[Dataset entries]
┄┄┄┄┄┄┄┄┄┄

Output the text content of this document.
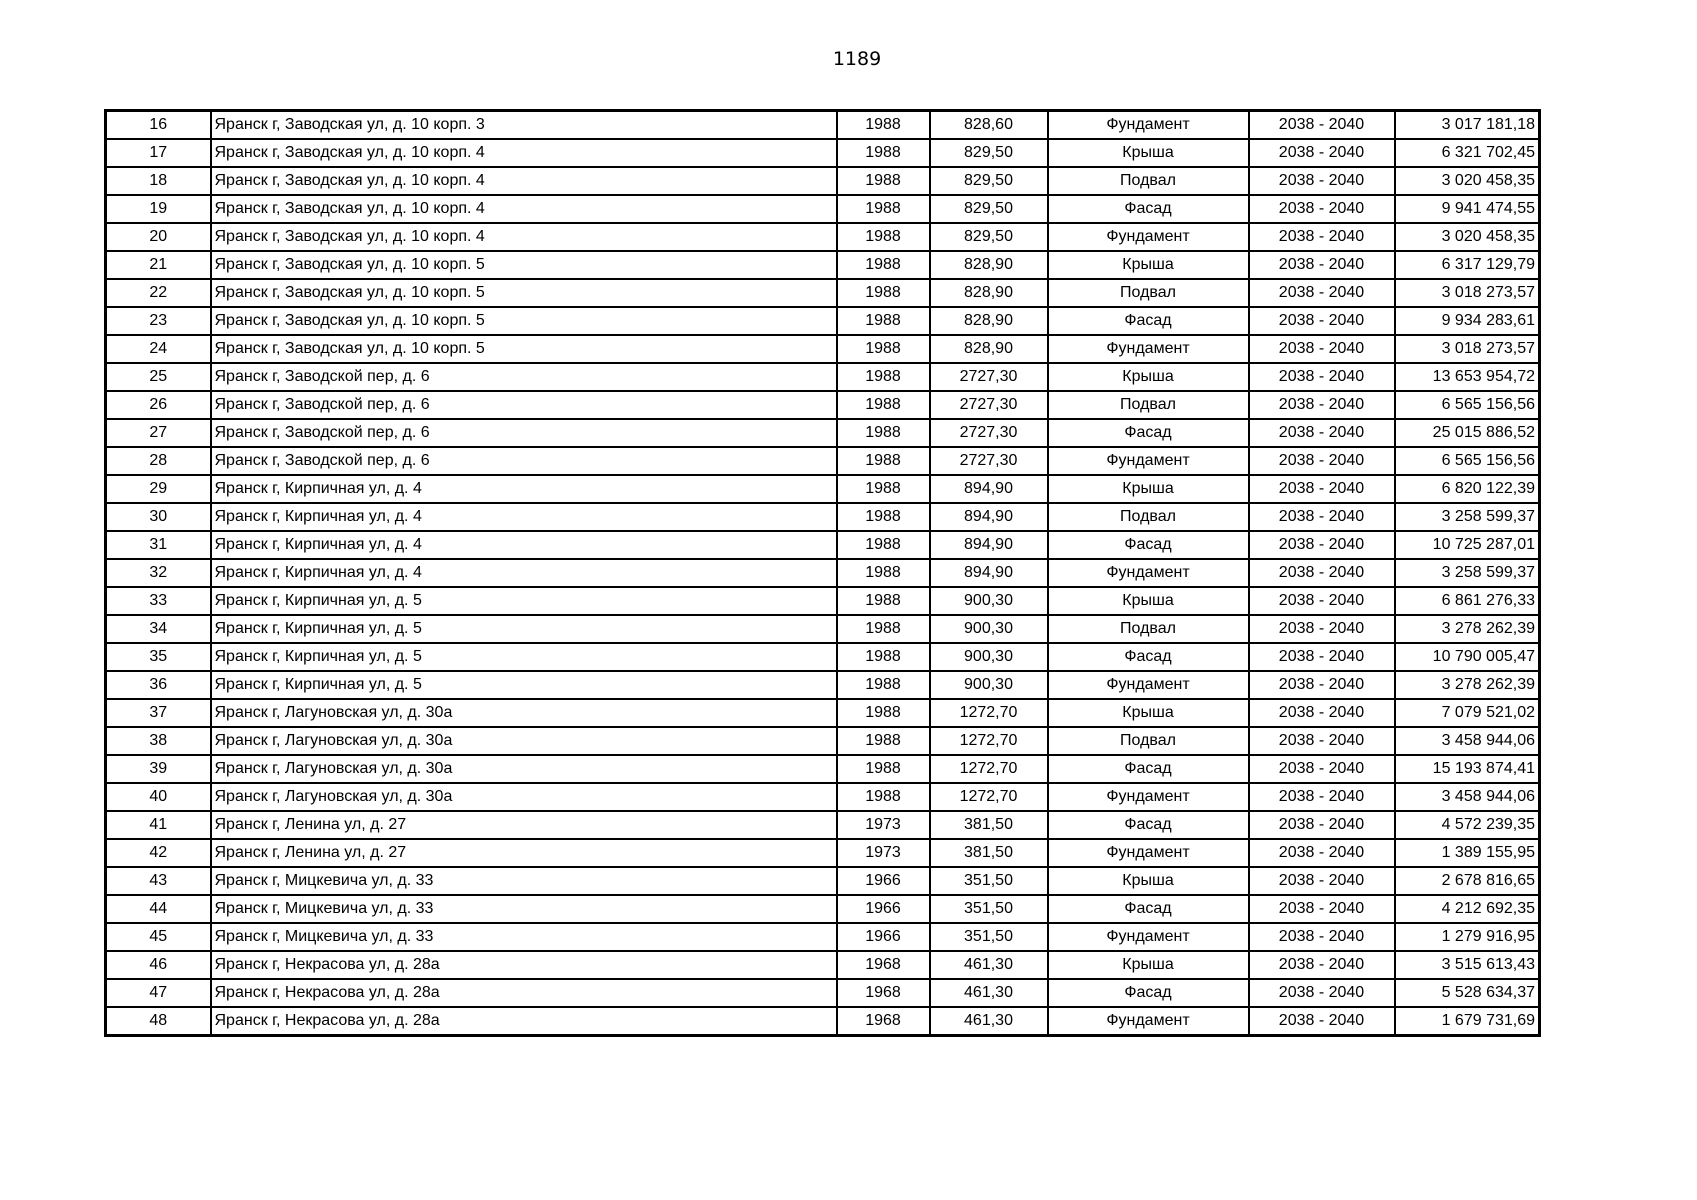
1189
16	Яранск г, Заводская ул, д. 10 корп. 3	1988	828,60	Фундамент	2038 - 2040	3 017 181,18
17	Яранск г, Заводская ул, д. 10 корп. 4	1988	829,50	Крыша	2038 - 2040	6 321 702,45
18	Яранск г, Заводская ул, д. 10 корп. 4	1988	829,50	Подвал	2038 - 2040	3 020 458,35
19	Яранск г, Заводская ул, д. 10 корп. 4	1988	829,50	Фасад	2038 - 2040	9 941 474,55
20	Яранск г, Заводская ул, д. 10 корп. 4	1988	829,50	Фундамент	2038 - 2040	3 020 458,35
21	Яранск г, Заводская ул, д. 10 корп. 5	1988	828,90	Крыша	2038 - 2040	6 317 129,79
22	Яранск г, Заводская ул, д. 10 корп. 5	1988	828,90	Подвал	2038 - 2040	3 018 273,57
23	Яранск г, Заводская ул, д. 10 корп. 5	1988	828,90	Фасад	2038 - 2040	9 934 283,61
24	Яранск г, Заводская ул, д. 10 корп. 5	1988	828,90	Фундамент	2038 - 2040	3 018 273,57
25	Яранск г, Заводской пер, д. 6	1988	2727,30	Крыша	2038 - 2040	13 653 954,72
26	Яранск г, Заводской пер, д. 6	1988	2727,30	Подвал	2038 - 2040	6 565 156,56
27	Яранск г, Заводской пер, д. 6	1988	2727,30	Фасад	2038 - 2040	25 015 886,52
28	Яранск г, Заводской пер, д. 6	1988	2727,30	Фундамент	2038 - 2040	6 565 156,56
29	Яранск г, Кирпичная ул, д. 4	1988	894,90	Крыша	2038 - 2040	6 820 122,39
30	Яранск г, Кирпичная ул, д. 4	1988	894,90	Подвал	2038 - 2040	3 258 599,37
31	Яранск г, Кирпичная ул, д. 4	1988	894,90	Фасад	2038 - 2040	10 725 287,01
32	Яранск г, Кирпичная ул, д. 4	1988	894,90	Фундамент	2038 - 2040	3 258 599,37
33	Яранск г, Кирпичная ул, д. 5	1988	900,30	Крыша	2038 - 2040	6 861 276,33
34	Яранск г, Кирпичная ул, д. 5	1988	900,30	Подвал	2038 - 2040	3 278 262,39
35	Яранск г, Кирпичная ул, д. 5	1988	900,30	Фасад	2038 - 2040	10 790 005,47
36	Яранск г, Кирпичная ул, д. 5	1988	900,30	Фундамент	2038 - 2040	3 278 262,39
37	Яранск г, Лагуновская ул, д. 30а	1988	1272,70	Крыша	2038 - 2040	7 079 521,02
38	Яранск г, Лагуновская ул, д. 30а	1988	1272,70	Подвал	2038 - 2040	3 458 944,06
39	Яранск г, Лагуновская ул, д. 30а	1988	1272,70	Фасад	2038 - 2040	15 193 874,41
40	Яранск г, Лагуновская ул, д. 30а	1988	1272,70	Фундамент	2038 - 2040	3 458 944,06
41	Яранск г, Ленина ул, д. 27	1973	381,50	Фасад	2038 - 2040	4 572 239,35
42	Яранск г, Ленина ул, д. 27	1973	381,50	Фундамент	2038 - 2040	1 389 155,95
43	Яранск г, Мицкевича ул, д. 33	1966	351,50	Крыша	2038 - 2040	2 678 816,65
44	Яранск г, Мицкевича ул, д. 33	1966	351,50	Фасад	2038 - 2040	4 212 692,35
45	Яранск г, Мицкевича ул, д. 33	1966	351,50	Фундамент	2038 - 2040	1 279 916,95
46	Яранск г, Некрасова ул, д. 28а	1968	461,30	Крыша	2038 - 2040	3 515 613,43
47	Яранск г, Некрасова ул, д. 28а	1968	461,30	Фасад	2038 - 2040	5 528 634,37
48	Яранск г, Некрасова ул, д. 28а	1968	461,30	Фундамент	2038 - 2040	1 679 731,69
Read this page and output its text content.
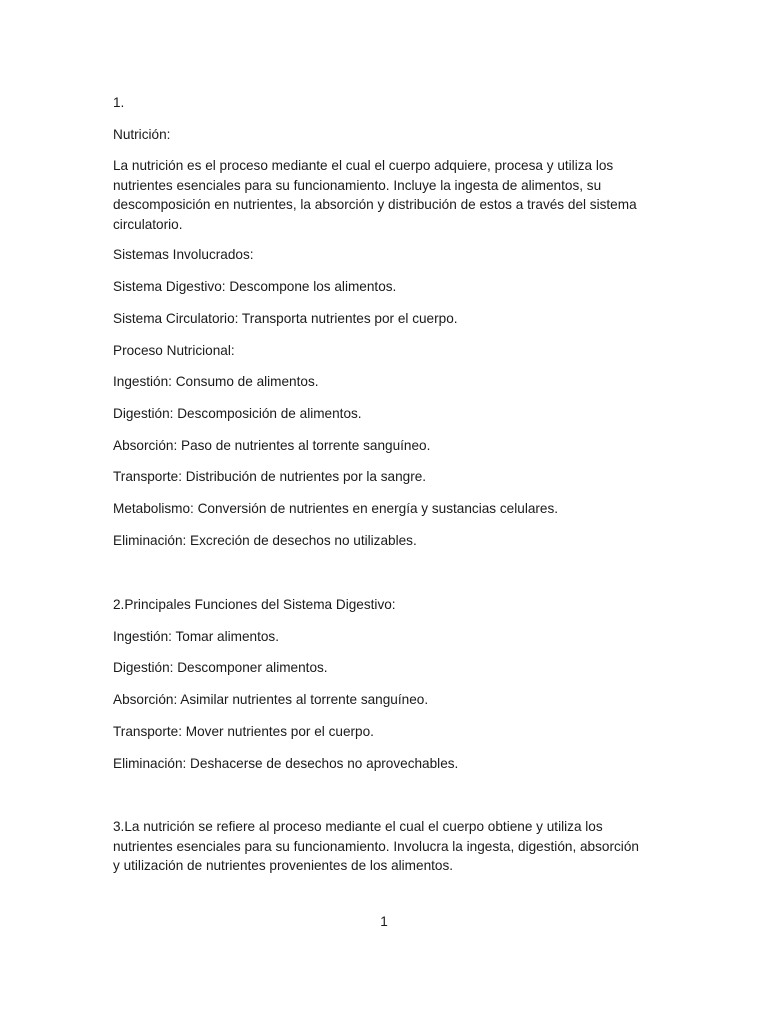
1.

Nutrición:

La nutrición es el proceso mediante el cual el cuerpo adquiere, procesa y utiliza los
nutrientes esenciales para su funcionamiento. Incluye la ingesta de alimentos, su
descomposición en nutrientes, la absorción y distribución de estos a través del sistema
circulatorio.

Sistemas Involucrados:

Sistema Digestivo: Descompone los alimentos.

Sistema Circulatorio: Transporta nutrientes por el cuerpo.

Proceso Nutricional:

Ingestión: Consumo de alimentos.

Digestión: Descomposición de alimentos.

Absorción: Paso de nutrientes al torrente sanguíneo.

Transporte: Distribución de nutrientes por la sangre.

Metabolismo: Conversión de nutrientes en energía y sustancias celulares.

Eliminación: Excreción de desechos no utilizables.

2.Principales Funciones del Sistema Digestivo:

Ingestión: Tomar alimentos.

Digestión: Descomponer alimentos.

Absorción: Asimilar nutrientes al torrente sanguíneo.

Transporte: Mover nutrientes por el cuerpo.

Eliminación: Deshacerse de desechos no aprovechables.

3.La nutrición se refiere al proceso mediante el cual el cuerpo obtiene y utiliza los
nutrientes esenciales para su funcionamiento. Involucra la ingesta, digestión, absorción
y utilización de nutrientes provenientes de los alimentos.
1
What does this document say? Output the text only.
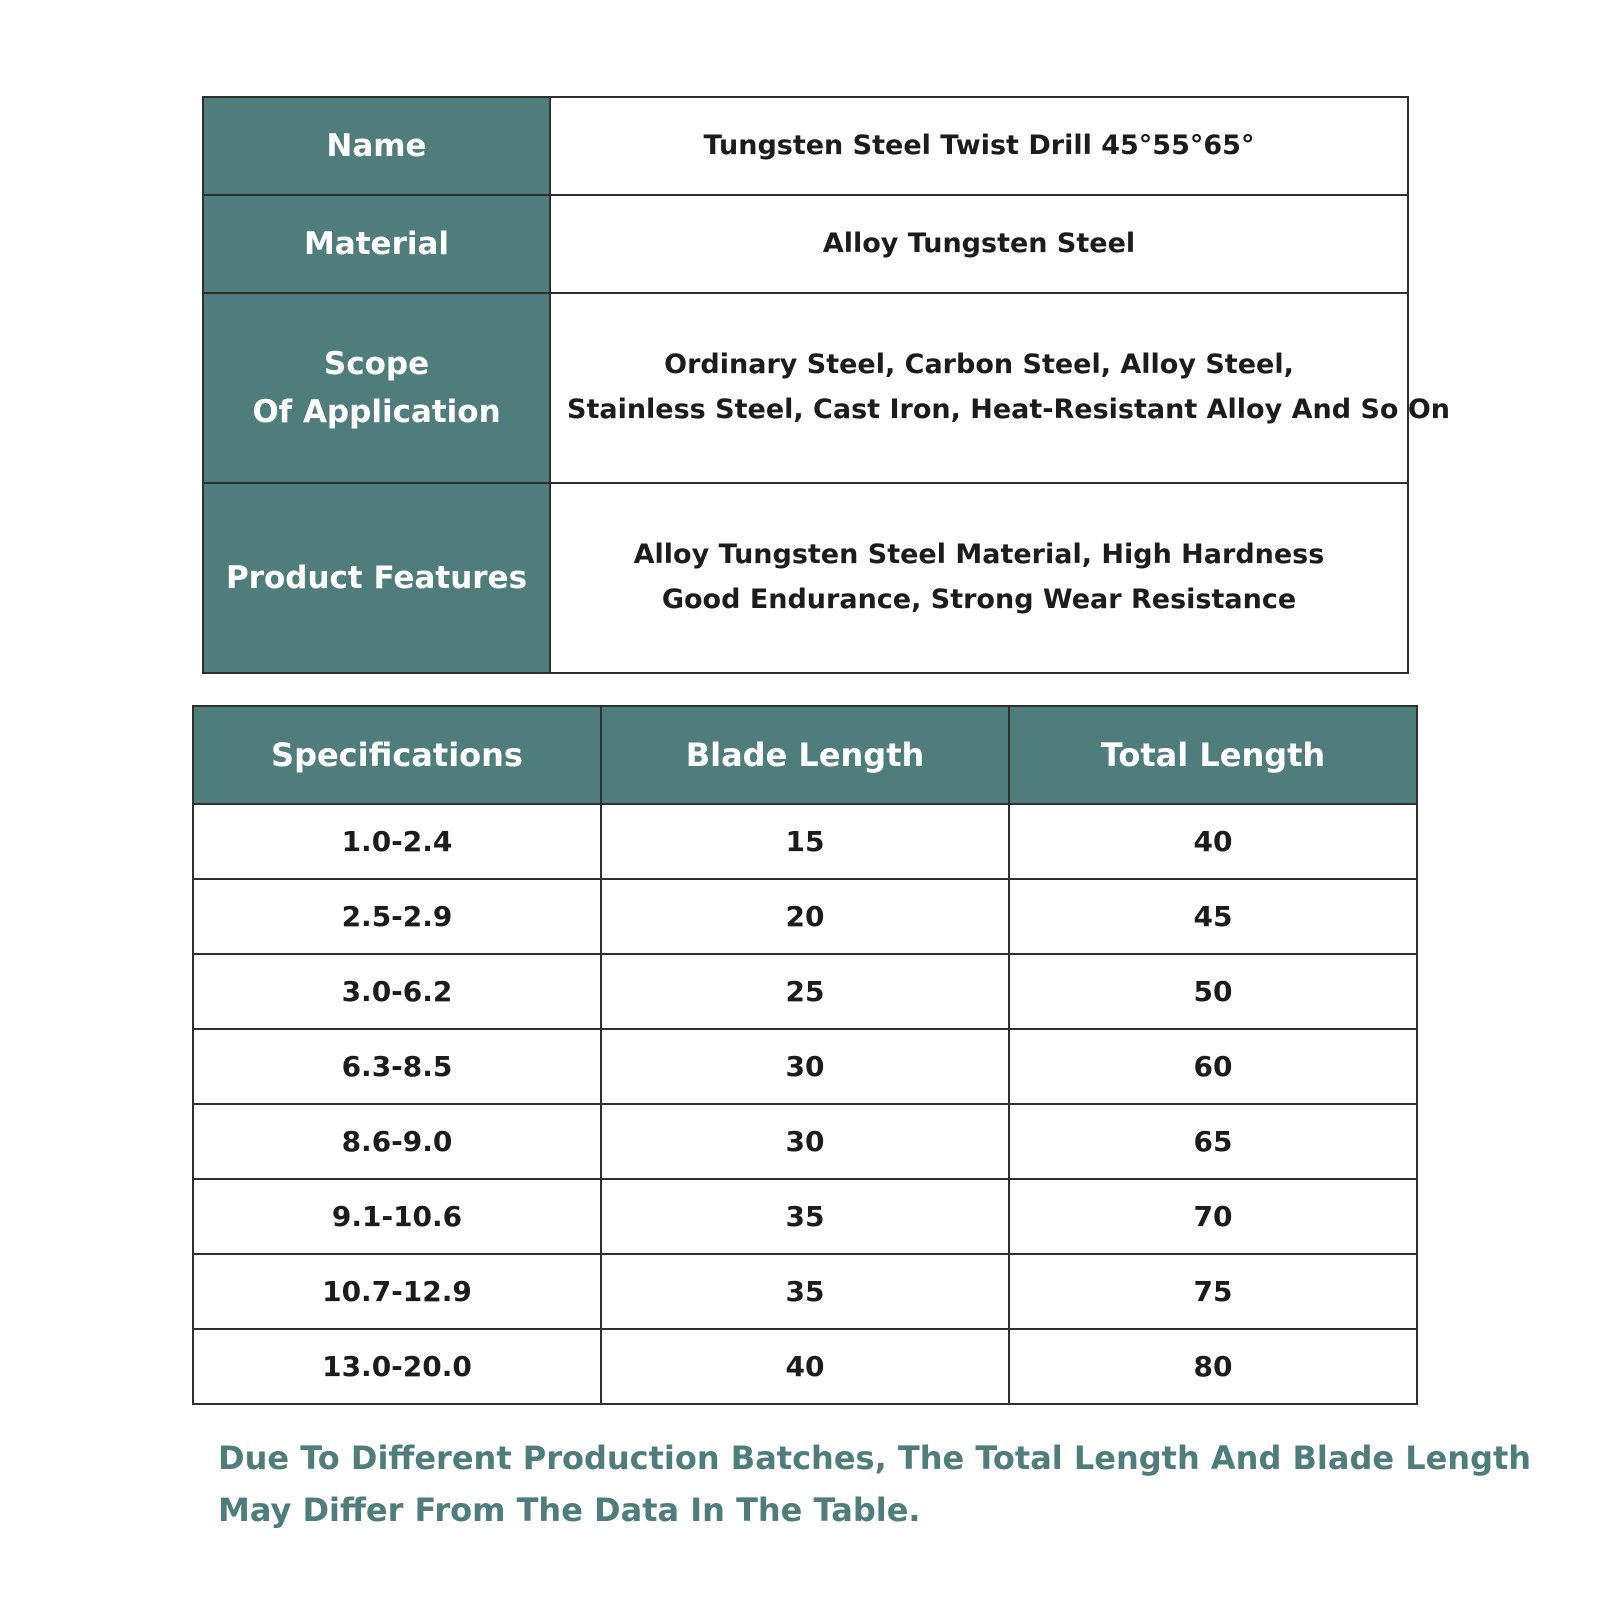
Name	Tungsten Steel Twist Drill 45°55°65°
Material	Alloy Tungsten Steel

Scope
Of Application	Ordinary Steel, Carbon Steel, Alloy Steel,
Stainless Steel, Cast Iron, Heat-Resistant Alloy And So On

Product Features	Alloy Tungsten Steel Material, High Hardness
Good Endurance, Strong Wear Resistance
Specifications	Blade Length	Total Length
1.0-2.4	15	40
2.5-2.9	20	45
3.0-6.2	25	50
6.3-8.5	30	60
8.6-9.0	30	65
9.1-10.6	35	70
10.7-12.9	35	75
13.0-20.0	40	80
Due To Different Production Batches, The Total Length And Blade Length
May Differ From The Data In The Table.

┄┄┄┄┄┄┄┄┄┄

[Exercise]: Output all of the data exactly as it stands, minus any images.

[The output]:
Output the text content of this document.
1189
16	Яранск г, Заводская ул, д. 10 корп. 3	1988	828,60	Фундамент	2038 - 2040	3 017 181,18
17	Яранск г, Заводская ул, д. 10 корп. 4	1988	829,50	Крыша	2038 - 2040	6 321 702,45
18	Яранск г, Заводская ул, д. 10 корп. 4	1988	829,50	Подвал	2038 - 2040	3 020 458,35
19	Яранск г, Заводская ул, д. 10 корп. 4	1988	829,50	Фасад	2038 - 2040	9 941 474,55
20	Яранск г, Заводская ул, д. 10 корп. 4	1988	829,50	Фундамент	2038 - 2040	3 020 458,35
21	Яранск г, Заводская ул, д. 10 корп. 5	1988	828,90	Крыша	2038 - 2040	6 317 129,79
22	Яранск г, Заводская ул, д. 10 корп. 5	1988	828,90	Подвал	2038 - 2040	3 018 273,57
23	Яранск г, Заводская ул, д. 10 корп. 5	1988	828,90	Фасад	2038 - 2040	9 934 283,61
24	Яранск г, Заводская ул, д. 10 корп. 5	1988	828,90	Фундамент	2038 - 2040	3 018 273,57
25	Яранск г, Заводской пер, д. 6	1988	2727,30	Крыша	2038 - 2040	13 653 954,72
26	Яранск г, Заводской пер, д. 6	1988	2727,30	Подвал	2038 - 2040	6 565 156,56
27	Яранск г, Заводской пер, д. 6	1988	2727,30	Фасад	2038 - 2040	25 015 886,52
28	Яранск г, Заводской пер, д. 6	1988	2727,30	Фундамент	2038 - 2040	6 565 156,56
29	Яранск г, Кирпичная ул, д. 4	1988	894,90	Крыша	2038 - 2040	6 820 122,39
30	Яранск г, Кирпичная ул, д. 4	1988	894,90	Подвал	2038 - 2040	3 258 599,37
31	Яранск г, Кирпичная ул, д. 4	1988	894,90	Фасад	2038 - 2040	10 725 287,01
32	Яранск г, Кирпичная ул, д. 4	1988	894,90	Фундамент	2038 - 2040	3 258 599,37
33	Яранск г, Кирпичная ул, д. 5	1988	900,30	Крыша	2038 - 2040	6 861 276,33
34	Яранск г, Кирпичная ул, д. 5	1988	900,30	Подвал	2038 - 2040	3 278 262,39
35	Яранск г, Кирпичная ул, д. 5	1988	900,30	Фасад	2038 - 2040	10 790 005,47
36	Яранск г, Кирпичная ул, д. 5	1988	900,30	Фундамент	2038 - 2040	3 278 262,39
37	Яранск г, Лагуновская ул, д. 30а	1988	1272,70	Крыша	2038 - 2040	7 079 521,02
38	Яранск г, Лагуновская ул, д. 30а	1988	1272,70	Подвал	2038 - 2040	3 458 944,06
39	Яранск г, Лагуновская ул, д. 30а	1988	1272,70	Фасад	2038 - 2040	15 193 874,41
40	Яранск г, Лагуновская ул, д. 30а	1988	1272,70	Фундамент	2038 - 2040	3 458 944,06
41	Яранск г, Ленина ул, д. 27	1973	381,50	Фасад	2038 - 2040	4 572 239,35
42	Яранск г, Ленина ул, д. 27	1973	381,50	Фундамент	2038 - 2040	1 389 155,95
43	Яранск г, Мицкевича ул, д. 33	1966	351,50	Крыша	2038 - 2040	2 678 816,65
44	Яранск г, Мицкевича ул, д. 33	1966	351,50	Фасад	2038 - 2040	4 212 692,35
45	Яранск г, Мицкевича ул, д. 33	1966	351,50	Фундамент	2038 - 2040	1 279 916,95
46	Яранск г, Некрасова ул, д. 28а	1968	461,30	Крыша	2038 - 2040	3 515 613,43
47	Яранск г, Некрасова ул, д. 28а	1968	461,30	Фасад	2038 - 2040	5 528 634,37
48	Яранск г, Некрасова ул, д. 28а	1968	461,30	Фундамент	2038 - 2040	1 679 731,69
Read this page and output its text content.
1.

Nutrición:

La nutrición es el proceso mediante el cual el cuerpo adquiere, procesa y utiliza los
nutrientes esenciales para su funcionamiento. Incluye la ingesta de alimentos, su
descomposición en nutrientes, la absorción y distribución de estos a través del sistema
circulatorio.

Sistemas Involucrados:

Sistema Digestivo: Descompone los alimentos.

Sistema Circulatorio: Transporta nutrientes por el cuerpo.

Proceso Nutricional:

Ingestión: Consumo de alimentos.

Digestión: Descomposición de alimentos.

Absorción: Paso de nutrientes al torrente sanguíneo.

Transporte: Distribución de nutrientes por la sangre.

Metabolismo: Conversión de nutrientes en energía y sustancias celulares.

Eliminación: Excreción de desechos no utilizables.

2.Principales Funciones del Sistema Digestivo:

Ingestión: Tomar alimentos.

Digestión: Descomponer alimentos.

Absorción: Asimilar nutrientes al torrente sanguíneo.

Transporte: Mover nutrientes por el cuerpo.

Eliminación: Deshacerse de desechos no aprovechables.

3.La nutrición se refiere al proceso mediante el cual el cuerpo obtiene y utiliza los
nutrientes esenciales para su funcionamiento. Involucra la ingesta, digestión, absorción
y utilización de nutrientes provenientes de los alimentos.
1
What does this document say? Output the text only.
Name	Tungsten Steel Twist Drill 45°55°65°
Material	Alloy Tungsten Steel

Scope
Of Application	Ordinary Steel, Carbon Steel, Alloy Steel,
Stainless Steel, Cast Iron, Heat-Resistant Alloy And So On

Product Features	Alloy Tungsten Steel Material, High Hardness
Good Endurance, Strong Wear Resistance
Specifications	Blade Length	Total Length
1.0-2.4	15	40
2.5-2.9	20	45
3.0-6.2	25	50
6.3-8.5	30	60
8.6-9.0	30	65
9.1-10.6	35	70
10.7-12.9	35	75
13.0-20.0	40	80
Due To Different Production Batches, The Total Length And Blade Length
May Differ From The Data In The Table.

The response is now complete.